# Exercise details:
Copy, from the entries below, each line where the word "rate" can be found.

---- Rows

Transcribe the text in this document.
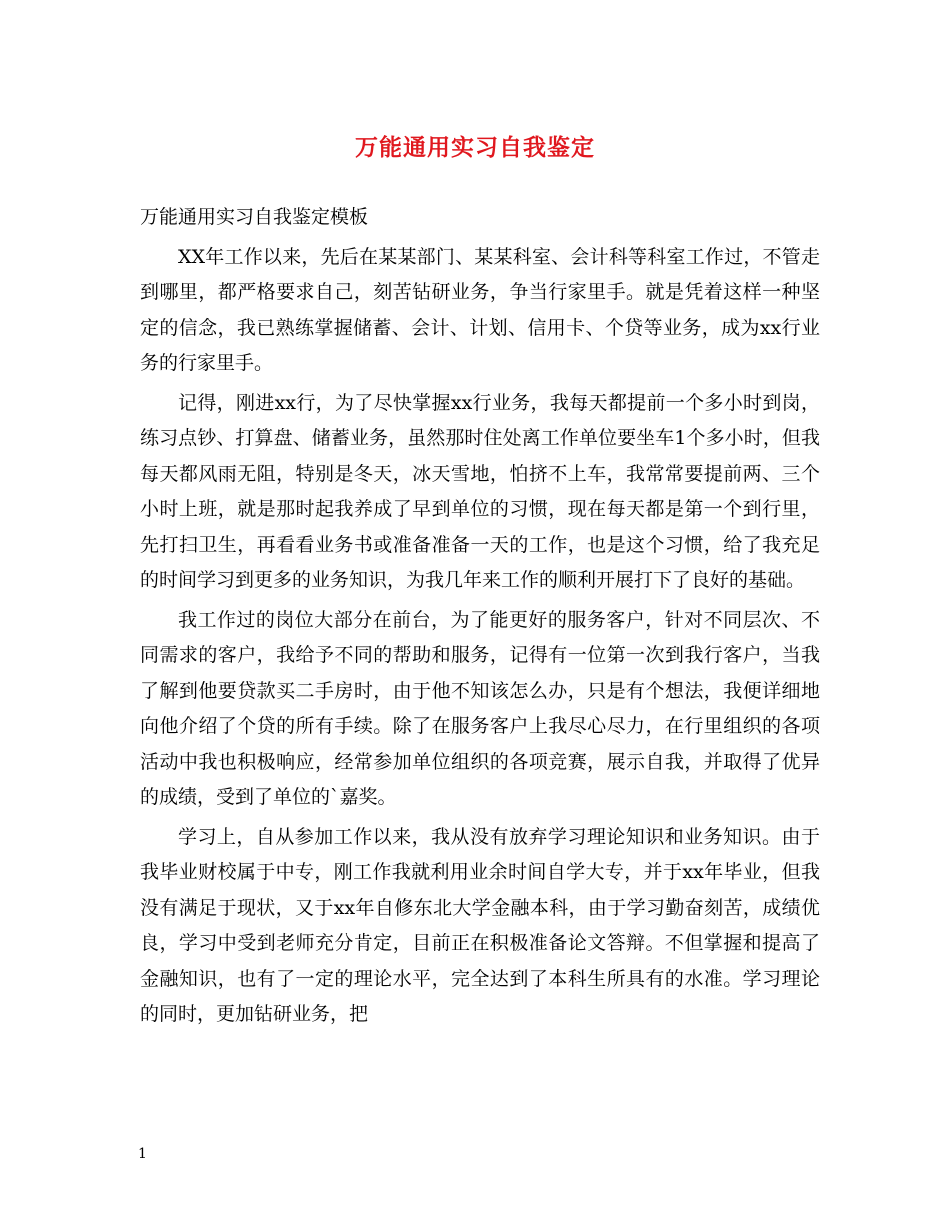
万能通用实习自我鉴定

万能通用实习自我鉴定模板

XX年工作以来，先后在某某部门、某某科室、会计科等科室工作过，不管走到哪里，都严格要求自己，刻苦钻研业务，争当行家里手。就是凭着这样一种坚定的信念，我已熟练掌握储蓄、会计、计划、信用卡、个贷等业务，成为xx行业务的行家里手。

记得，刚进xx行，为了尽快掌握xx行业务，我每天都提前一个多小时到岗，练习点钞、打算盘、储蓄业务，虽然那时住处离工作单位要坐车1个多小时，但我每天都风雨无阻，特别是冬天，冰天雪地，怕挤不上车，我常常要提前两、三个小时上班，就是那时起我养成了早到单位的习惯，现在每天都是第一个到行里，先打扫卫生，再看看业务书或准备准备一天的工作，也是这个习惯，给了我充足的时间学习到更多的业务知识，为我几年来工作的顺利开展打下了良好的基础。

我工作过的岗位大部分在前台，为了能更好的服务客户，针对不同层次、不同需求的客户，我给予不同的帮助和服务，记得有一位第一次到我行客户，当我了解到他要贷款买二手房时，由于他不知该怎么办，只是有个想法，我便详细地向他介绍了个贷的所有手续。除了在服务客户上我尽心尽力，在行里组织的各项活动中我也积极响应，经常参加单位组织的各项竞赛，展示自我，并取得了优异的成绩，受到了单位的`嘉奖。

学习上，自从参加工作以来，我从没有放弃学习理论知识和业务知识。由于我毕业财校属于中专，刚工作我就利用业余时间自学大专，并于xx年毕业，但我没有满足于现状，又于xx年自修东北大学金融本科，由于学习勤奋刻苦，成绩优良，学习中受到老师充分肯定，目前正在积极准备论文答辩。不但掌握和提高了金融知识，也有了一定的理论水平，完全达到了本科生所具有的水准。学习理论的同时，更加钻研业务，把

1
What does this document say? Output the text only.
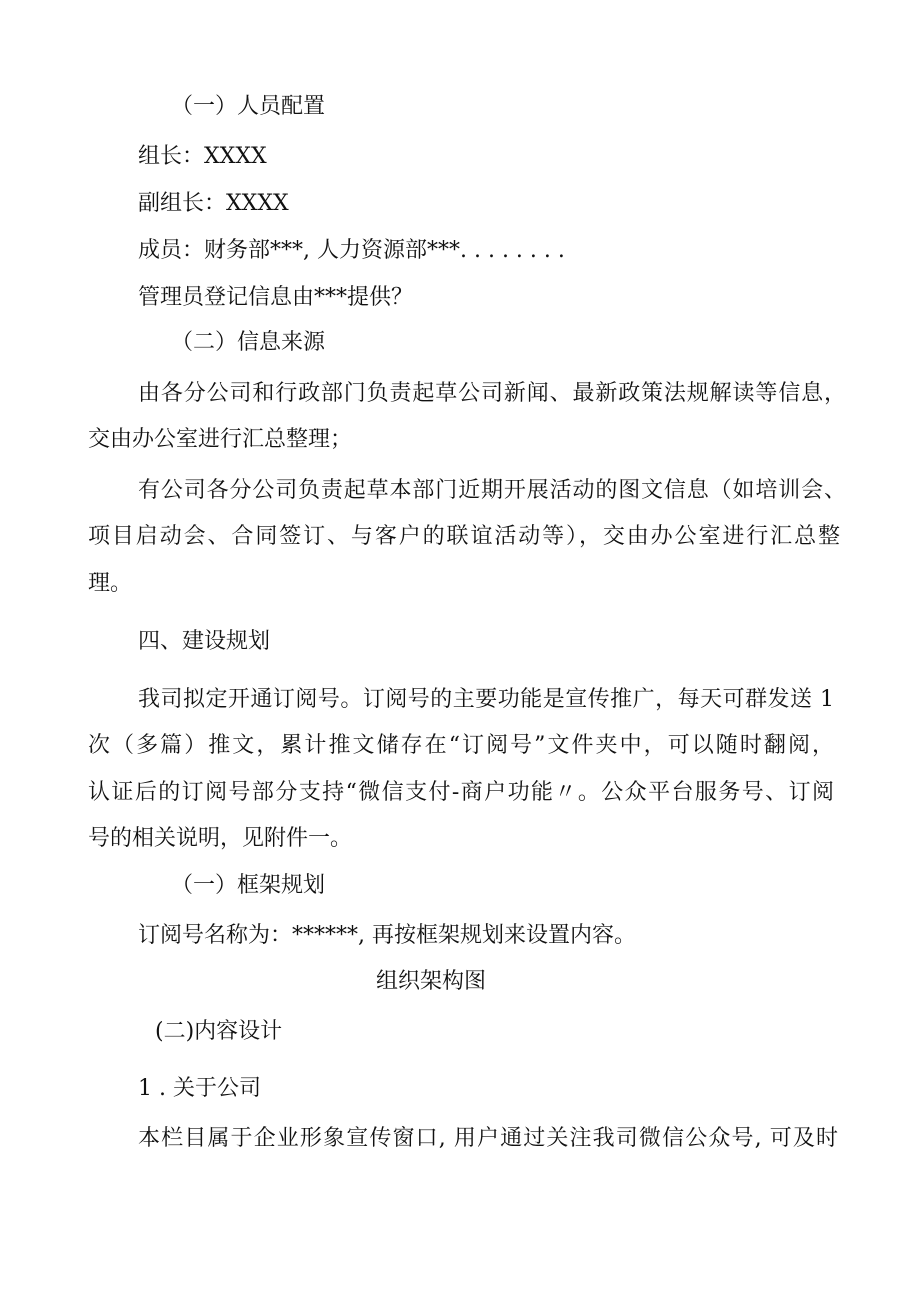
（一）人员配置
组长：XXXX
副组长：XXXX
成员：财务部***, 人力资源部***. . . . . . . .
管理员登记信息由***提供？
（二）信息来源
由各分公司和行政部门负责起草公司新闻、最新政策法规解读等信息，
交由办公室进行汇总整理；
有公司各分公司负责起草本部门近期开展活动的图文信息（如培训会、
项目启动会、合同签订、与客户的联谊活动等），交由办公室进行汇总整
理。
四、建设规划
我司拟定开通订阅号。订阅号的主要功能是宣传推广，每天可群发送 1
次（多篇）推文，累计推文储存在“订阅号”文件夹中，可以随时翻阅，
认证后的订阅号部分支持“微信支付-商户功能〃。公众平台服务号、订阅
号的相关说明，见附件一。
（一）框架规划
订阅号名称为：******, 再按框架规划来设置内容。
组织架构图
(二)内容设计
1 . 关于公司
本栏目属于企业形象宣传窗口, 用户通过关注我司微信公众号, 可及时
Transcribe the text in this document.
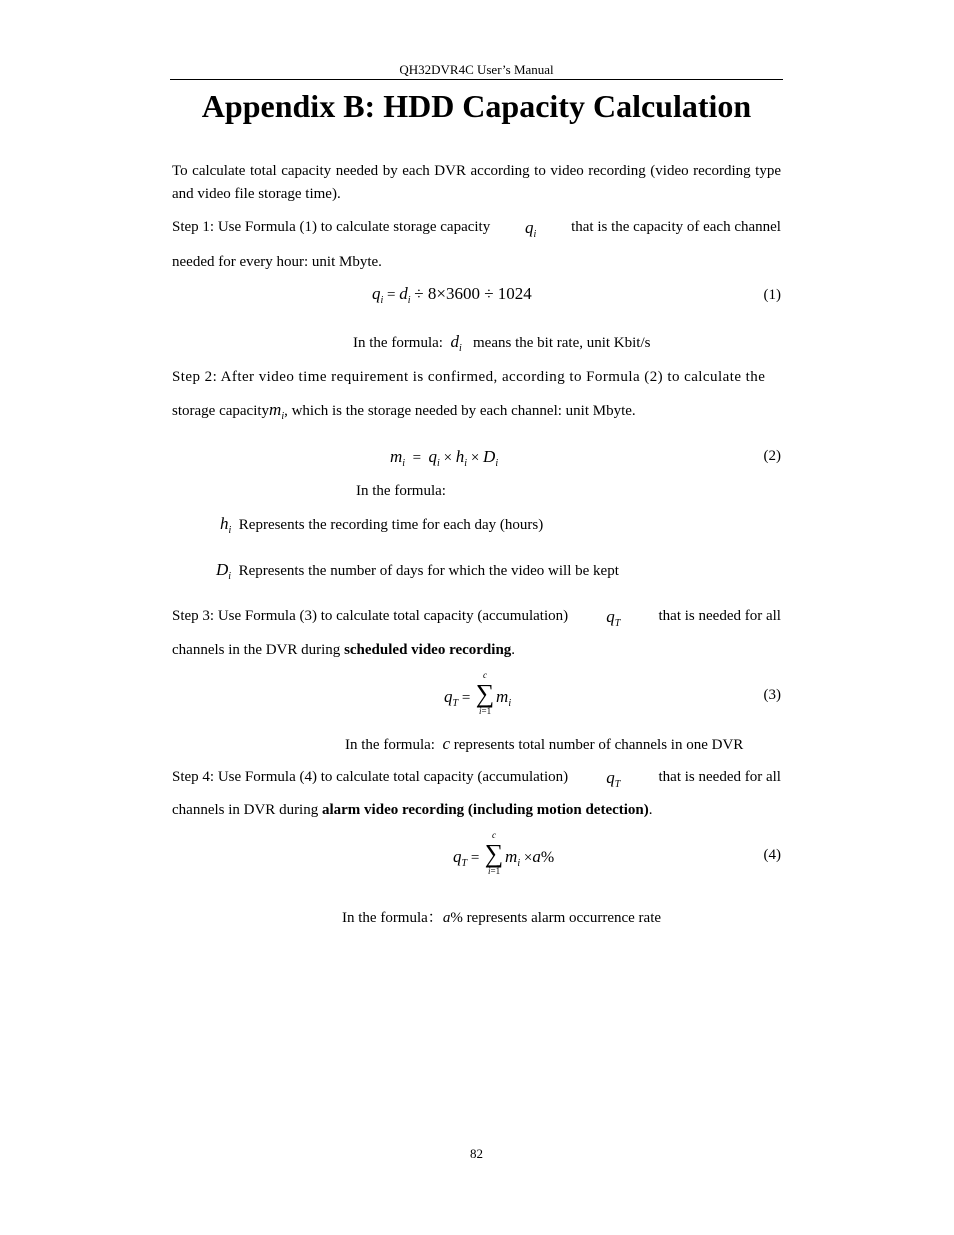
QH32DVR4C User’s Manual
Appendix B: HDD Capacity Calculation
To calculate total capacity needed by each DVR according to video recording (video recording type and video file storage time).
Step 1: Use Formula (1) to calculate storage capacity $q_i$ that is the capacity of each channel
needed for every hour: unit Mbyte.
$q_i = d_i \div 8\times 3600 \div 1024$	(1)
In the formula: $d_i$ means the bit rate, unit Kbit/s
Step 2: After video time requirement is confirmed, according to Formula (2) to calculate the
storage capacitym$_i$, which is the storage needed by each channel: unit Mbyte.
$m_i = q_i \times h_i \times D_i$	(2)
In the formula:
$h_i$ Represents the recording time for each day (hours)
$D_i$ Represents the number of days for which the video will be kept
Step 3: Use Formula (3) to calculate total capacity (accumulation) $q_T$	that is needed for all
channels in the DVR during scheduled video recording.
$q_T$ =
c
∑
i=1
$m_i$
(3)
In the formula: c represents total number of channels in one DVR
Step 4: Use Formula (4) to calculate total capacity (accumulation) $q_T$	that is needed for all
channels in DVR during alarm video recording (including motion detection).
$q_T$ =
c
∑
i=1
$m_i \times a\%$	(4)
In the formula：a% represents alarm occurrence rate
82
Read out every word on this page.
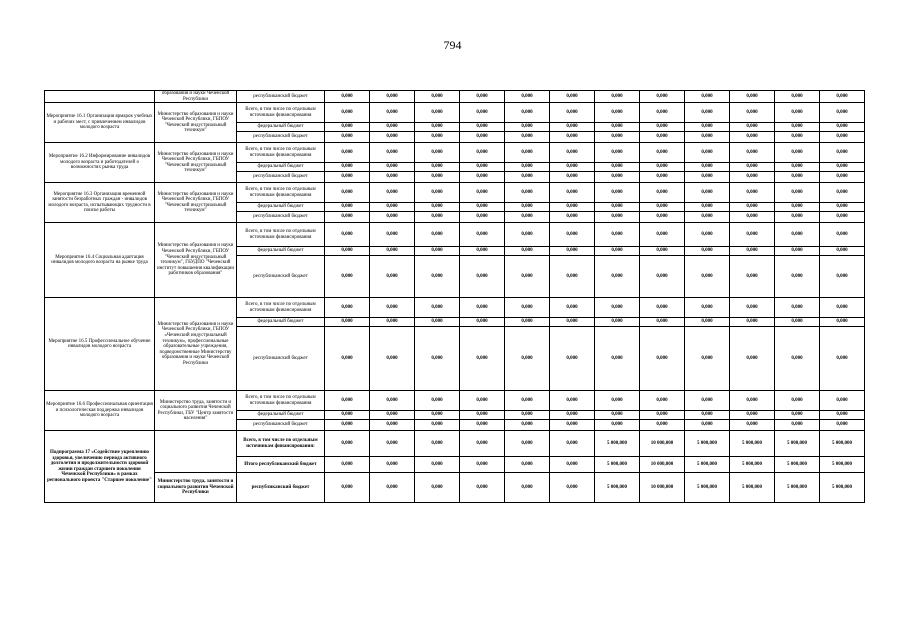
794
	образования и науки Чеченской Республики	республиканский бюджет	0,000	0,000	0,000	0,000	0,000	0,000	0,000	0,000	0,000	0,000	0,000	0,000
Мероприятие 16.1 Организация ярмарок учебных и рабочих мест, с привлечением инвалидов молодого возраста	Министерство образования и науки Чеченской Республики, ГБПОУ "Чеченский индустриальный техникум"	Всего, в том числе по отдельным источникам финансирования	0,000	0,000	0,000	0,000	0,000	0,000	0,000	0,000	0,000	0,000	0,000	0,000
		федеральный бюджет	0,000	0,000	0,000	0,000	0,000	0,000	0,000	0,000	0,000	0,000	0,000	0,000
		республиканский бюджет	0,000	0,000	0,000	0,000	0,000	0,000	0,000	0,000	0,000	0,000	0,000	0,000
Мероприятие 16.2 Информирование инвалидов молодого возраста и работодателей о возможностях рынка труда	Министерство образования и науки Чеченской Республики, ГБПОУ "Чеченский индустриальный техникум"	Всего, в том числе по отдельным источникам финансирования	0,000	0,000	0,000	0,000	0,000	0,000	0,000	0,000	0,000	0,000	0,000	0,000
		федеральный бюджет	0,000	0,000	0,000	0,000	0,000	0,000	0,000	0,000	0,000	0,000	0,000	0,000
		республиканский бюджет	0,000	0,000	0,000	0,000	0,000	0,000	0,000	0,000	0,000	0,000	0,000	0,000
Мероприятие 16.3 Организация временной занятости безработных граждан - инвалидов молодого возраста, испытывающих трудности в поиске работы	Министерство образования и науки Чеченской Республики, ГБПОУ "Чеченский индустриальный техникум"	Всего, в том числе по отдельным источникам финансирования	0,000	0,000	0,000	0,000	0,000	0,000	0,000	0,000	0,000	0,000	0,000	0,000
		федеральный бюджет	0,000	0,000	0,000	0,000	0,000	0,000	0,000	0,000	0,000	0,000	0,000	0,000
		республиканский бюджет	0,000	0,000	0,000	0,000	0,000	0,000	0,000	0,000	0,000	0,000	0,000	0,000
Мероприятие 16.4 Социальная адаптация инвалидов молодого возраста на рынке труда	Министерство образования и науки Чеченской Республики, ГБПОУ "Чеченский индустриальный техникум", ГБУДПО "Чеченский институт повышения квалификации работников образования"	Всего, в том числе по отдельным источникам финансирования	0,000	0,000	0,000	0,000	0,000	0,000	0,000	0,000	0,000	0,000	0,000	0,000
		федеральный бюджет	0,000	0,000	0,000	0,000	0,000	0,000	0,000	0,000	0,000	0,000	0,000	0,000
		республиканский бюджет	0,000	0,000	0,000	0,000	0,000	0,000	0,000	0,000	0,000	0,000	0,000	0,000
Мероприятие 16.5 Профессиональное обучение инвалидов молодого возраста	Министерство образования и науки Чеченской Республики, ГБПОУ «Чеченский индустриальный техникум», профессиональные образовательные учреждения, подведомственные Министерству образования и науки Чеченской Республики	Всего, в том числе по отдельным источникам финансирования	0,000	0,000	0,000	0,000	0,000	0,000	0,000	0,000	0,000	0,000	0,000	0,000
		федеральный бюджет	0,000	0,000	0,000	0,000	0,000	0,000	0,000	0,000	0,000	0,000	0,000	0,000
		республиканский бюджет	0,000	0,000	0,000	0,000	0,000	0,000	0,000	0,000	0,000	0,000	0,000	0,000
Мероприятие 16.6 Профессиональная ориентация и психологическая поддержка инвалидов молодого возраста	Министерство труда, занятости и социального развития Чеченской Республики, ГБУ "Центр занятости населения"	Всего, в том числе по отдельным источникам финансирования	0,000	0,000	0,000	0,000	0,000	0,000	0,000	0,000	0,000	0,000	0,000	0,000
		федеральный бюджет	0,000	0,000	0,000	0,000	0,000	0,000	0,000	0,000	0,000	0,000	0,000	0,000
		республиканский бюджет	0,000	0,000	0,000	0,000	0,000	0,000	0,000	0,000	0,000	0,000	0,000	0,000
Подпрограмма 17 «Содействие укреплению здоровья, увеличению периода активного долголетия и продолжительности здоровой жизни граждан старшего поколения Чеченской Республики» в рамках регионального проекта "Старшее поколение"		Всего, в том числе по отдельным источникам финансирования:	0,000	0,000	0,000	0,000	0,000	0,000	5 000,000	10 000,000	5 000,000	5 000,000	5 000,000	5 000,000
		Итого республиканский бюджет	0,000	0,000	0,000	0,000	0,000	0,000	5 000,000	10 000,000	5 000,000	5 000,000	5 000,000	5 000,000
	Министерство труда, занятости и социального развития Чеченской Республики	республиканский бюджет	0,000	0,000	0,000	0,000	0,000	0,000	5 000,000	10 000,000	5 000,000	5 000,000	5 000,000	5 000,000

--------

# Solution to the exercise:
In the formula: $d_i$ means the bit rate, unit Kbit/s
In the formula：a% represents alarm occurrence rate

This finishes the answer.